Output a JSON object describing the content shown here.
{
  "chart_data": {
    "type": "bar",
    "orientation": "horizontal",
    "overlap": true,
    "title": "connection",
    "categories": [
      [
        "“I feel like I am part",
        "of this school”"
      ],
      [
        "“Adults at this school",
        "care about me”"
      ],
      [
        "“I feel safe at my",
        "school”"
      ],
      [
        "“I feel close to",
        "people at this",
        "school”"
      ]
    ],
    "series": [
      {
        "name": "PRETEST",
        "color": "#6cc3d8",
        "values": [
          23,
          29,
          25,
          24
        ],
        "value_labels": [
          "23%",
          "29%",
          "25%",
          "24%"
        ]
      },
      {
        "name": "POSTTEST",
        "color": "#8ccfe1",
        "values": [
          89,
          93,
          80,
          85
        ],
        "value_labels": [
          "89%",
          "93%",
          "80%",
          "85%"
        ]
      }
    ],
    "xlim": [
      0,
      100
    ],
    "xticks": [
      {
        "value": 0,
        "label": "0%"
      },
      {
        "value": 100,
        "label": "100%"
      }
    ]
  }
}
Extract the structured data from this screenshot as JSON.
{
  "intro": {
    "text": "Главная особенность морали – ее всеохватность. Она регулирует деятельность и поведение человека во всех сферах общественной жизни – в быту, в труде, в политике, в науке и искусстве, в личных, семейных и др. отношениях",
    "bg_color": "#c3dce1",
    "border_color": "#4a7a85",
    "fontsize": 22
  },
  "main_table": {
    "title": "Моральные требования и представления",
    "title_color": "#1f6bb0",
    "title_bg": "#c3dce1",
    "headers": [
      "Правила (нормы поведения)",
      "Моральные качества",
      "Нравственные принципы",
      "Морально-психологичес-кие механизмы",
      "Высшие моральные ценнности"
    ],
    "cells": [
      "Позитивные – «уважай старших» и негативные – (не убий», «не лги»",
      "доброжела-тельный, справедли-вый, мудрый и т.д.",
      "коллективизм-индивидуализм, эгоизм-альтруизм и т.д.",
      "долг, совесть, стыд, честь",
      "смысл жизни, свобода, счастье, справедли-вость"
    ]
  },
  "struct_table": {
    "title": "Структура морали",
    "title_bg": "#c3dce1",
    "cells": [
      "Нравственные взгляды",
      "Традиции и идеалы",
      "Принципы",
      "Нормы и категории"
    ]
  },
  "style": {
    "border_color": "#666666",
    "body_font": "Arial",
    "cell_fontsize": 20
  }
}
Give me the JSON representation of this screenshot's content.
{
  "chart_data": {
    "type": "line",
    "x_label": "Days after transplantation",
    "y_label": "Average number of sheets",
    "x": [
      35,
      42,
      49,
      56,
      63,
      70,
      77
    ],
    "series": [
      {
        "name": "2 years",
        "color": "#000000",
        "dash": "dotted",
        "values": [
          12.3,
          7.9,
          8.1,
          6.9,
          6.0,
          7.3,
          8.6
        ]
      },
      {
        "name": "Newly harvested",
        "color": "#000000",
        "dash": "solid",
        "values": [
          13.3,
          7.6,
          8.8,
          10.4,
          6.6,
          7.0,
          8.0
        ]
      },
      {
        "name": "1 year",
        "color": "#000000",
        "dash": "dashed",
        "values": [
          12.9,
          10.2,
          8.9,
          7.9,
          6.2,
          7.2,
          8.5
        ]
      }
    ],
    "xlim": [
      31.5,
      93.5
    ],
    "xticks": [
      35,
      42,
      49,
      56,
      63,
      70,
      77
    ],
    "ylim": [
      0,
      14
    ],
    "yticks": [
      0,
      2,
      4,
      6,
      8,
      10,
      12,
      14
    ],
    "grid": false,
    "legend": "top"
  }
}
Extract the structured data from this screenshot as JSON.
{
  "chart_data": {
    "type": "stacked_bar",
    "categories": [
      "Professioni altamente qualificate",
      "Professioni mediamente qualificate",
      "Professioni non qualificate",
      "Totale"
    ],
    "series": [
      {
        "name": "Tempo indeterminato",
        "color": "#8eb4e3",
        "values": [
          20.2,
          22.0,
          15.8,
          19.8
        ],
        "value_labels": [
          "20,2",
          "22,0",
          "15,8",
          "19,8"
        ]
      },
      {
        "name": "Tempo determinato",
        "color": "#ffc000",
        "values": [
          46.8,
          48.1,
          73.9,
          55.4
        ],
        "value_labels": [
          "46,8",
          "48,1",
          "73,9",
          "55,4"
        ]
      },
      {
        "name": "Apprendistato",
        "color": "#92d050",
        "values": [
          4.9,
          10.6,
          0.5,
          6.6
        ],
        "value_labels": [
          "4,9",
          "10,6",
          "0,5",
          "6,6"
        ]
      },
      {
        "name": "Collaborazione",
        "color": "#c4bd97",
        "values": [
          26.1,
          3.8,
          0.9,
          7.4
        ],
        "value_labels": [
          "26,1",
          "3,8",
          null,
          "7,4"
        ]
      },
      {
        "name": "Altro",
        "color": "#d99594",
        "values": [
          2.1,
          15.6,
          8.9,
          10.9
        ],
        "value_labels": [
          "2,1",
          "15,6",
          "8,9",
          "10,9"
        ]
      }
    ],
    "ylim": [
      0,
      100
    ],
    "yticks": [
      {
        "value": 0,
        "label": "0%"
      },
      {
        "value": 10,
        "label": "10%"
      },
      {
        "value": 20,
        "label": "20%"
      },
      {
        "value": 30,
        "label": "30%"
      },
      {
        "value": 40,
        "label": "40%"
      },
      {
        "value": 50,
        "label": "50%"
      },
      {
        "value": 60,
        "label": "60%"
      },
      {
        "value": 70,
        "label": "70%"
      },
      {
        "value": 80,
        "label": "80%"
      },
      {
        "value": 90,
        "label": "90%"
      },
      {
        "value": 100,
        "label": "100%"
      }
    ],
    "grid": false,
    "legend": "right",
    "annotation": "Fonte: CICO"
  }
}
══════════════════════════════
**WHAT TO DO:** Quote every entry exactly.

**SOLUTION:**
Output a JSON object describing the content shown here.
{
  "chart_data": {
    "type": "bar",
    "orientation": "horizontal",
    "overlap": true,
    "title": "connection",
    "categories": [
      [
        "“I feel like I am part",
        "of this school”"
      ],
      [
        "“Adults at this school",
        "care about me”"
      ],
      [
        "“I feel safe at my",
        "school”"
      ],
      [
        "“I feel close to",
        "people at this",
        "school”"
      ]
    ],
    "series": [
      {
        "name": "PRETEST",
        "color": "#6cc3d8",
        "values": [
          23,
          29,
          25,
          24
        ],
        "value_labels": [
          "23%",
          "29%",
          "25%",
          "24%"
        ]
      },
      {
        "name": "POSTTEST",
        "color": "#8ccfe1",
        "values": [
          89,
          93,
          80,
          85
        ],
        "value_labels": [
          "89%",
          "93%",
          "80%",
          "85%"
        ]
      }
    ],
    "xlim": [
      0,
      100
    ],
    "xticks": [
      {
        "value": 0,
        "label": "0%"
      },
      {
        "value": 100,
        "label": "100%"
      }
    ]
  }
}
Extract the structured data from this screenshot as JSON.
{
  "intro": {
    "text": "Главная особенность морали – ее всеохватность. Она регулирует деятельность и поведение человека во всех сферах общественной жизни – в быту, в труде, в политике, в науке и искусстве, в личных, семейных и др. отношениях",
    "bg_color": "#c3dce1",
    "border_color": "#4a7a85",
    "fontsize": 22
  },
  "main_table": {
    "title": "Моральные требования и представления",
    "title_color": "#1f6bb0",
    "title_bg": "#c3dce1",
    "headers": [
      "Правила (нормы поведения)",
      "Моральные качества",
      "Нравственные принципы",
      "Морально-психологичес-кие механизмы",
      "Высшие моральные ценнности"
    ],
    "cells": [
      "Позитивные – «уважай старших» и негативные – (не убий», «не лги»",
      "доброжела-тельный, справедли-вый, мудрый и т.д.",
      "коллективизм-индивидуализм, эгоизм-альтруизм и т.д.",
      "долг, совесть, стыд, честь",
      "смысл жизни, свобода, счастье, справедли-вость"
    ]
  },
  "struct_table": {
    "title": "Структура морали",
    "title_bg": "#c3dce1",
    "cells": [
      "Нравственные взгляды",
      "Традиции и идеалы",
      "Принципы",
      "Нормы и категории"
    ]
  },
  "style": {
    "border_color": "#666666",
    "body_font": "Arial",
    "cell_fontsize": 20
  }
}
Give me the JSON representation of this screenshot's content.
{
  "chart_data": {
    "type": "line",
    "x_label": "Days after transplantation",
    "y_label": "Average number of sheets",
    "x": [
      35,
      42,
      49,
      56,
      63,
      70,
      77
    ],
    "series": [
      {
        "name": "2 years",
        "color": "#000000",
        "dash": "dotted",
        "values": [
          12.3,
          7.9,
          8.1,
          6.9,
          6.0,
          7.3,
          8.6
        ]
      },
      {
        "name": "Newly harvested",
        "color": "#000000",
        "dash": "solid",
        "values": [
          13.3,
          7.6,
          8.8,
          10.4,
          6.6,
          7.0,
          8.0
        ]
      },
      {
        "name": "1 year",
        "color": "#000000",
        "dash": "dashed",
        "values": [
          12.9,
          10.2,
          8.9,
          7.9,
          6.2,
          7.2,
          8.5
        ]
      }
    ],
    "xlim": [
      31.5,
      93.5
    ],
    "xticks": [
      35,
      42,
      49,
      56,
      63,
      70,
      77
    ],
    "ylim": [
      0,
      14
    ],
    "yticks": [
      0,
      2,
      4,
      6,
      8,
      10,
      12,
      14
    ],
    "grid": false,
    "legend": "top"
  }
}
Extract the structured data from this screenshot as JSON.
{
  "chart_data": {
    "type": "stacked_bar",
    "categories": [
      "Professioni altamente qualificate",
      "Professioni mediamente qualificate",
      "Professioni non qualificate",
      "Totale"
    ],
    "series": [
      {
        "name": "Tempo indeterminato",
        "color": "#8eb4e3",
        "values": [
          20.2,
          22.0,
          15.8,
          19.8
        ],
        "value_labels": [
          "20,2",
          "22,0",
          "15,8",
          "19,8"
        ]
      },
      {
        "name": "Tempo determinato",
        "color": "#ffc000",
        "values": [
          46.8,
          48.1,
          73.9,
          55.4
        ],
        "value_labels": [
          "46,8",
          "48,1",
          "73,9",
          "55,4"
        ]
      },
      {
        "name": "Apprendistato",
        "color": "#92d050",
        "values": [
          4.9,
          10.6,
          0.5,
          6.6
        ],
        "value_labels": [
          "4,9",
          "10,6",
          "0,5",
          "6,6"
        ]
      },
      {
        "name": "Collaborazione",
        "color": "#c4bd97",
        "values": [
          26.1,
          3.8,
          0.9,
          7.4
        ],
        "value_labels": [
          "26,1",
          "3,8",
          null,
          "7,4"
        ]
      },
      {
        "name": "Altro",
        "color": "#d99594",
        "values": [
          2.1,
          15.6,
          8.9,
          10.9
        ],
        "value_labels": [
          "2,1",
          "15,6",
          "8,9",
          "10,9"
        ]
      }
    ],
    "ylim": [
      0,
      100
    ],
    "yticks": [
      {
        "value": 0,
        "label": "0%"
      },
      {
        "value": 10,
        "label": "10%"
      },
      {
        "value": 20,
        "label": "20%"
      },
      {
        "value": 30,
        "label": "30%"
      },
      {
        "value": 40,
        "label": "40%"
      },
      {
        "value": 50,
        "label": "50%"
      },
      {
        "value": 60,
        "label": "60%"
      },
      {
        "value": 70,
        "label": "70%"
      },
      {
        "value": 80,
        "label": "80%"
      },
      {
        "value": 90,
        "label": "90%"
      },
      {
        "value": 100,
        "label": "100%"
      }
    ],
    "grid": false,
    "legend": "right",
    "annotation": "Fonte: CICO"
  }
}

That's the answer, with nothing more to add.